Record list:
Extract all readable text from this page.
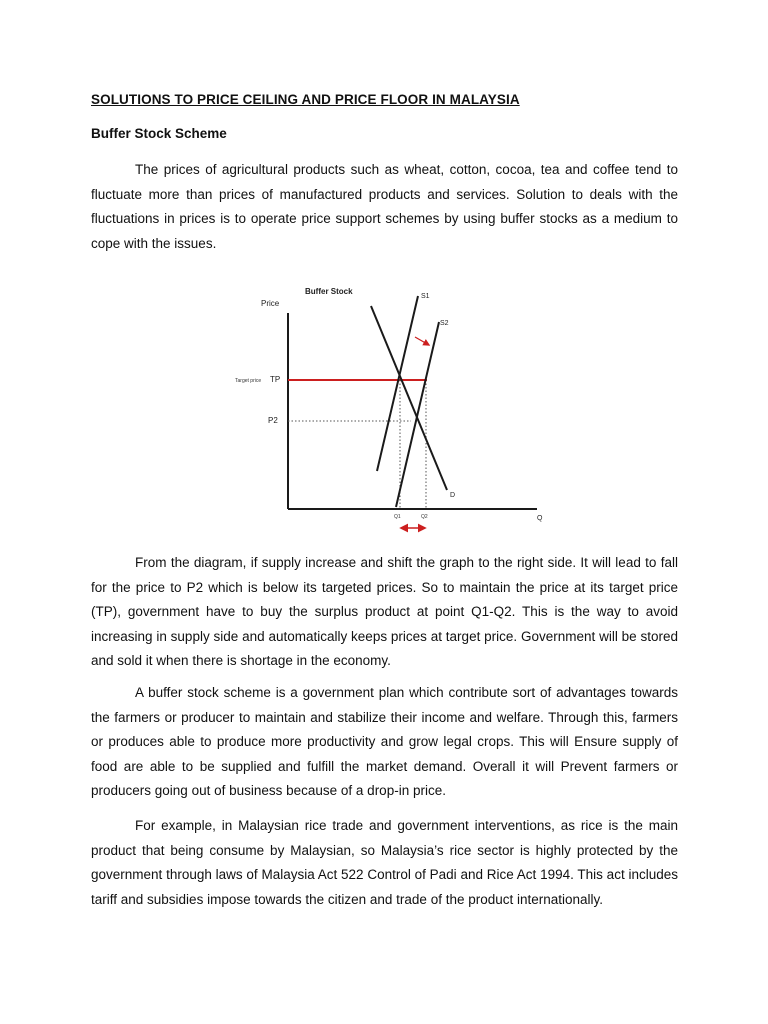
SOLUTIONS TO PRICE CEILING AND PRICE FLOOR IN MALAYSIA

Buffer Stock Scheme

The prices of agricultural products such as wheat, cotton, cocoa, tea and coffee tend to fluctuate more than prices of manufactured products and services. Solution to deals with the fluctuations in prices is to operate price support schemes by using buffer stocks as a medium to cope with the issues.

Buffer Stock
Price
Q
Target price TP
P2
S1
S2
D
Q1	Q2

From the diagram, if supply increase and shift the graph to the right side. It will lead to fall for the price to P2 which is below its targeted prices. So to maintain the price at its target price (TP), government have to buy the surplus product at point Q1-Q2. This is the way to avoid increasing in supply side and automatically keeps prices at target price. Government will be stored and sold it when there is shortage in the economy.

A buffer stock scheme is a government plan which contribute sort of advantages towards the farmers or producer to maintain and stabilize their income and welfare. Through this, farmers or produces able to produce more productivity and grow legal crops. This will Ensure supply of food are able to be supplied and fulfill the market demand. Overall it will Prevent farmers or producers going out of business because of a drop-in price.

For example, in Malaysian rice trade and government interventions, as rice is the main product that being consume by Malaysian, so Malaysia’s rice sector is highly protected by the government through laws of Malaysia Act 522 Control of Padi and Rice Act 1994. This act includes tariff and subsidies impose towards the citizen and trade of the product internationally.
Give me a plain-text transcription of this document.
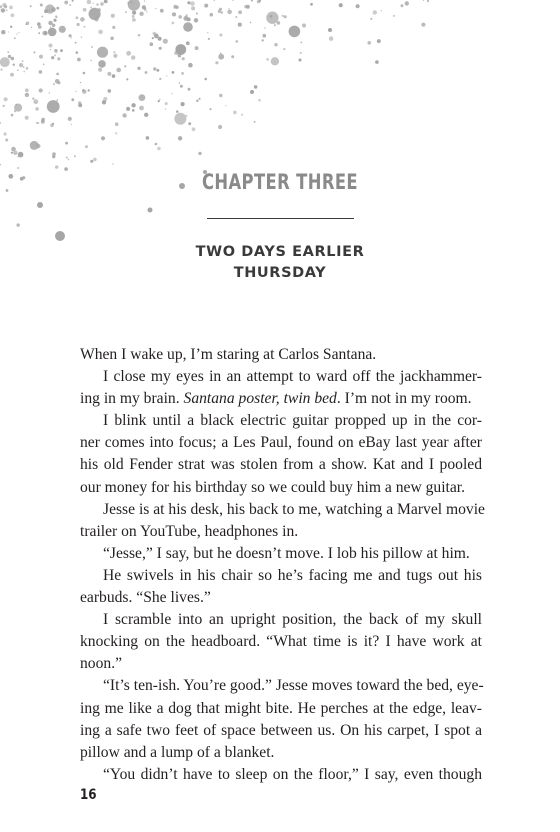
CHAPTER THREE
TWO DAYS EARLIER
THURSDAY
When I wake up, I’m staring at Carlos Santana.
I close my eyes in an attempt to ward off the jackhammer-
ing in my brain. Santana poster, twin bed. I’m not in my room.
I blink until a black electric guitar propped up in the cor-
ner comes into focus; a Les Paul, found on eBay last year after
his old Fender strat was stolen from a show. Kat and I pooled
our money for his birthday so we could buy him a new guitar.
Jesse is at his desk, his back to me, watching a Marvel movie
trailer on YouTube, headphones in.
“Jesse,” I say, but he doesn’t move. I lob his pillow at him.
He swivels in his chair so he’s facing me and tugs out his
earbuds. “She lives.”
I scramble into an upright position, the back of my skull
knocking on the headboard. “What time is it? I have work at
noon.”
“It’s ten-ish. You’re good.” Jesse moves toward the bed, eye-
ing me like a dog that might bite. He perches at the edge, leav-
ing a safe two feet of space between us. On his carpet, I spot a
pillow and a lump of a blanket.
“You didn’t have to sleep on the floor,” I say, even though
16
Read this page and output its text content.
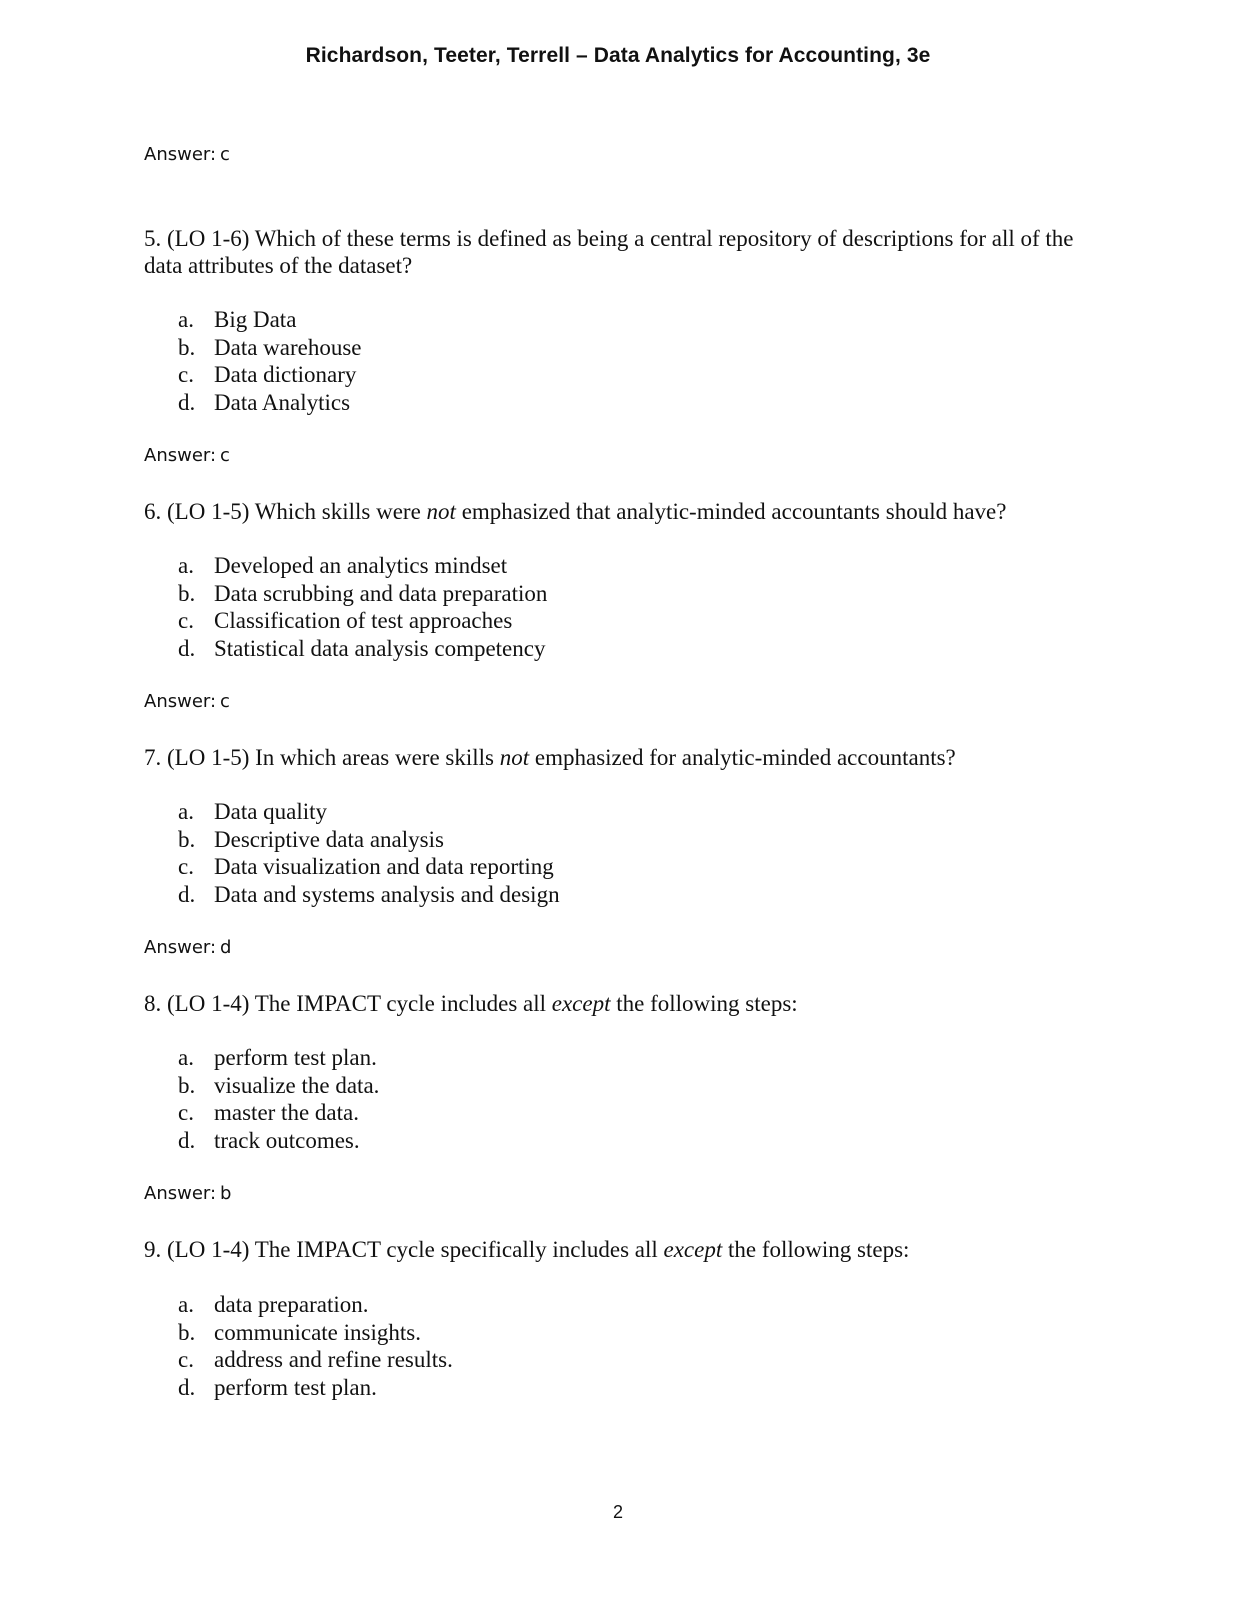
Richardson, Teeter, Terrell – Data Analytics for Accounting, 3e
Answer: c
5. (LO 1-6) Which of these terms is defined as being a central repository of descriptions for all of the data attributes of the dataset?
a. Big Data
b. Data warehouse
c. Data dictionary
d. Data Analytics
Answer: c
6. (LO 1-5) Which skills were not emphasized that analytic-minded accountants should have?
a. Developed an analytics mindset
b. Data scrubbing and data preparation
c. Classification of test approaches
d. Statistical data analysis competency
Answer: c
7. (LO 1-5) In which areas were skills not emphasized for analytic-minded accountants?
a. Data quality
b. Descriptive data analysis
c. Data visualization and data reporting
d. Data and systems analysis and design
Answer: d
8. (LO 1-4) The IMPACT cycle includes all except the following steps:
a. perform test plan.
b. visualize the data.
c. master the data.
d. track outcomes.
Answer: b
9. (LO 1-4) The IMPACT cycle specifically includes all except the following steps:
a. data preparation.
b. communicate insights.
c. address and refine results.
d. perform test plan.
2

Directive:
Omitting all images, retype each line of the records precisely.

Task output:
Extract all readable text from this page.
SOLUTIONS TO PRICE CEILING AND PRICE FLOOR IN MALAYSIA

Buffer Stock Scheme

The prices of agricultural products such as wheat, cotton, cocoa, tea and coffee tend to fluctuate more than prices of manufactured products and services. Solution to deals with the fluctuations in prices is to operate price support schemes by using buffer stocks as a medium to cope with the issues.

Buffer Stock
Price
Q
Target price TP
P2
S1
S2
D
Q1	Q2

From the diagram, if supply increase and shift the graph to the right side. It will lead to fall for the price to P2 which is below its targeted prices. So to maintain the price at its target price (TP), government have to buy the surplus product at point Q1-Q2. This is the way to avoid increasing in supply side and automatically keeps prices at target price. Government will be stored and sold it when there is shortage in the economy.

A buffer stock scheme is a government plan which contribute sort of advantages towards the farmers or producer to maintain and stabilize their income and welfare. Through this, farmers or produces able to produce more productivity and grow legal crops. This will Ensure supply of food are able to be supplied and fulfill the market demand. Overall it will Prevent farmers or producers going out of business because of a drop-in price.

For example, in Malaysian rice trade and government interventions, as rice is the main product that being consume by Malaysian, so Malaysia’s rice sector is highly protected by the government through laws of Malaysia Act 522 Control of Padi and Rice Act 1994. This act includes tariff and subsidies impose towards the citizen and trade of the product internationally.
Give me a plain-text transcription of this document.
CHAPTER THREE
TWO DAYS EARLIER
THURSDAY
When I wake up, I’m staring at Carlos Santana.
I close my eyes in an attempt to ward off the jackhammer-
ing in my brain. Santana poster, twin bed. I’m not in my room.
I blink until a black electric guitar propped up in the cor-
ner comes into focus; a Les Paul, found on eBay last year after
his old Fender strat was stolen from a show. Kat and I pooled
our money for his birthday so we could buy him a new guitar.
Jesse is at his desk, his back to me, watching a Marvel movie
trailer on YouTube, headphones in.
“Jesse,” I say, but he doesn’t move. I lob his pillow at him.
He swivels in his chair so he’s facing me and tugs out his
earbuds. “She lives.”
I scramble into an upright position, the back of my skull
knocking on the headboard. “What time is it? I have work at
noon.”
“It’s ten-ish. You’re good.” Jesse moves toward the bed, eye-
ing me like a dog that might bite. He perches at the edge, leav-
ing a safe two feet of space between us. On his carpet, I spot a
pillow and a lump of a blanket.
“You didn’t have to sleep on the floor,” I say, even though
16
Read this page and output its text content.
Richardson, Teeter, Terrell – Data Analytics for Accounting, 3e
Answer: c
5. (LO 1-6) Which of these terms is defined as being a central repository of descriptions for all of the data attributes of the dataset?
a. Big Data
b. Data warehouse
c. Data dictionary
d. Data Analytics
Answer: c
6. (LO 1-5) Which skills were not emphasized that analytic-minded accountants should have?
a. Developed an analytics mindset
b. Data scrubbing and data preparation
c. Classification of test approaches
d. Statistical data analysis competency
Answer: c
7. (LO 1-5) In which areas were skills not emphasized for analytic-minded accountants?
a. Data quality
b. Descriptive data analysis
c. Data visualization and data reporting
d. Data and systems analysis and design
Answer: d
8. (LO 1-4) The IMPACT cycle includes all except the following steps:
a. perform test plan.
b. visualize the data.
c. master the data.
d. track outcomes.
Answer: b
9. (LO 1-4) The IMPACT cycle specifically includes all except the following steps:
a. data preparation.
b. communicate insights.
c. address and refine results.
d. perform test plan.
2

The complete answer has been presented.